───── Data ─────

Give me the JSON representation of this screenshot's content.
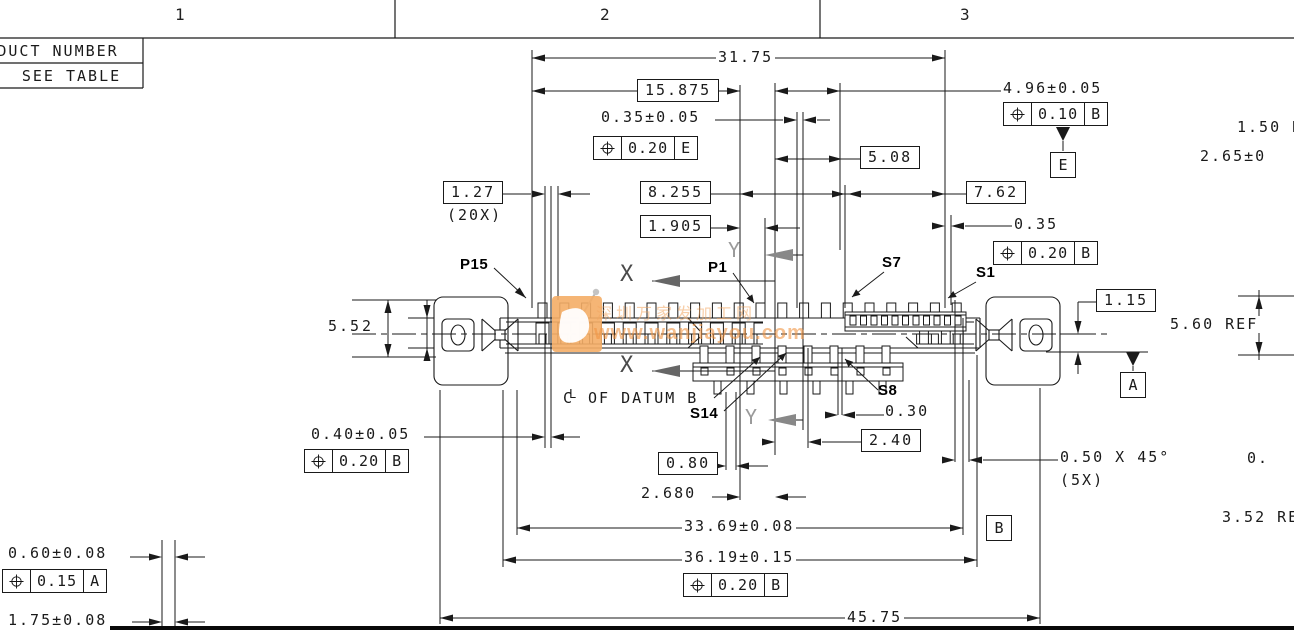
{
  "zones": {
    "z1": "1",
    "z2": "2",
    "z3": "3"
  },
  "title_block": {
    "product_number": "PRODUCT NUMBER",
    "see_table": "SEE TABLE"
  },
  "watermark": {
    "cn": "深圳万家发加工网",
    "url": "www.wanjiayou.com",
    "logo_color": "#f4ad66"
  },
  "labels": {
    "p15": "P15",
    "p1": "P1",
    "s7": "S7",
    "s1": "S1",
    "s14": "S14",
    "s8": "S8",
    "x": "X",
    "y": "Y",
    "cl_c": "C",
    "cl_l": "L",
    "datum_note": "OF DATUM B"
  },
  "datum_flags": {
    "a": "A",
    "b": "B",
    "e": "E"
  },
  "dims": {
    "v31_75": "31.75",
    "v15_875": "15.875",
    "v035t": "0.35±0.05",
    "v496": "4.96±0.05",
    "v508": "5.08",
    "v127": "1.27",
    "v127n": "(20X)",
    "v8255": "8.255",
    "v762": "7.62",
    "v1905": "1.905",
    "v035r": "0.35",
    "v115": "1.15",
    "v55": "5.5",
    "v2": "2",
    "v560": "5.60 REF",
    "v150": "1.50 R",
    "v265": "2.65±0",
    "v040": "0.40±0.05",
    "v030": "0.30",
    "v240": "2.40",
    "v080": "0.80",
    "v2680": "2.680",
    "v050": "0.50 X 45°",
    "v050n": "(5X)",
    "v3369": "33.69±0.08",
    "v3619": "36.19±0.15",
    "v4575": "45.75",
    "v060": "0.60±0.08",
    "v175": "1.75±0.08",
    "v352": "3.52 REF",
    "v0cut": "0."
  },
  "fcf": {
    "e_020": {
      "tol": "0.20",
      "datum": "E"
    },
    "b_010": {
      "tol": "0.10",
      "datum": "B"
    },
    "b_020_right": {
      "tol": "0.20",
      "datum": "B"
    },
    "b_020_left": {
      "tol": "0.20",
      "datum": "B"
    },
    "b_020_bottom": {
      "tol": "0.20",
      "datum": "B"
    },
    "a_015": {
      "tol": "0.15",
      "datum": "A"
    }
  }
}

─────

### What you should do:
Leave the pictures out and copy the rest of the data exactly.

### Final result:
Give me the JSON representation of this screenshot's content.
{
  "zones": {
    "z1": "1",
    "z2": "2",
    "z3": "3"
  },
  "title_block": {
    "product_number": "PRODUCT NUMBER",
    "see_table": "SEE TABLE"
  },
  "watermark": {
    "cn": "深圳万家发加工网",
    "url": "www.wanjiayou.com",
    "logo_color": "#f4ad66"
  },
  "labels": {
    "p15": "P15",
    "p1": "P1",
    "s7": "S7",
    "s1": "S1",
    "s14": "S14",
    "s8": "S8",
    "x": "X",
    "y": "Y",
    "cl_c": "C",
    "cl_l": "L",
    "datum_note": "OF DATUM B"
  },
  "datum_flags": {
    "a": "A",
    "b": "B",
    "e": "E"
  },
  "dims": {
    "v31_75": "31.75",
    "v15_875": "15.875",
    "v035t": "0.35±0.05",
    "v496": "4.96±0.05",
    "v508": "5.08",
    "v127": "1.27",
    "v127n": "(20X)",
    "v8255": "8.255",
    "v762": "7.62",
    "v1905": "1.905",
    "v035r": "0.35",
    "v115": "1.15",
    "v55": "5.5",
    "v2": "2",
    "v560": "5.60 REF",
    "v150": "1.50 R",
    "v265": "2.65±0",
    "v040": "0.40±0.05",
    "v030": "0.30",
    "v240": "2.40",
    "v080": "0.80",
    "v2680": "2.680",
    "v050": "0.50 X 45°",
    "v050n": "(5X)",
    "v3369": "33.69±0.08",
    "v3619": "36.19±0.15",
    "v4575": "45.75",
    "v060": "0.60±0.08",
    "v175": "1.75±0.08",
    "v352": "3.52 REF",
    "v0cut": "0."
  },
  "fcf": {
    "e_020": {
      "tol": "0.20",
      "datum": "E"
    },
    "b_010": {
      "tol": "0.10",
      "datum": "B"
    },
    "b_020_right": {
      "tol": "0.20",
      "datum": "B"
    },
    "b_020_left": {
      "tol": "0.20",
      "datum": "B"
    },
    "b_020_bottom": {
      "tol": "0.20",
      "datum": "B"
    },
    "a_015": {
      "tol": "0.15",
      "datum": "A"
    }
  }
}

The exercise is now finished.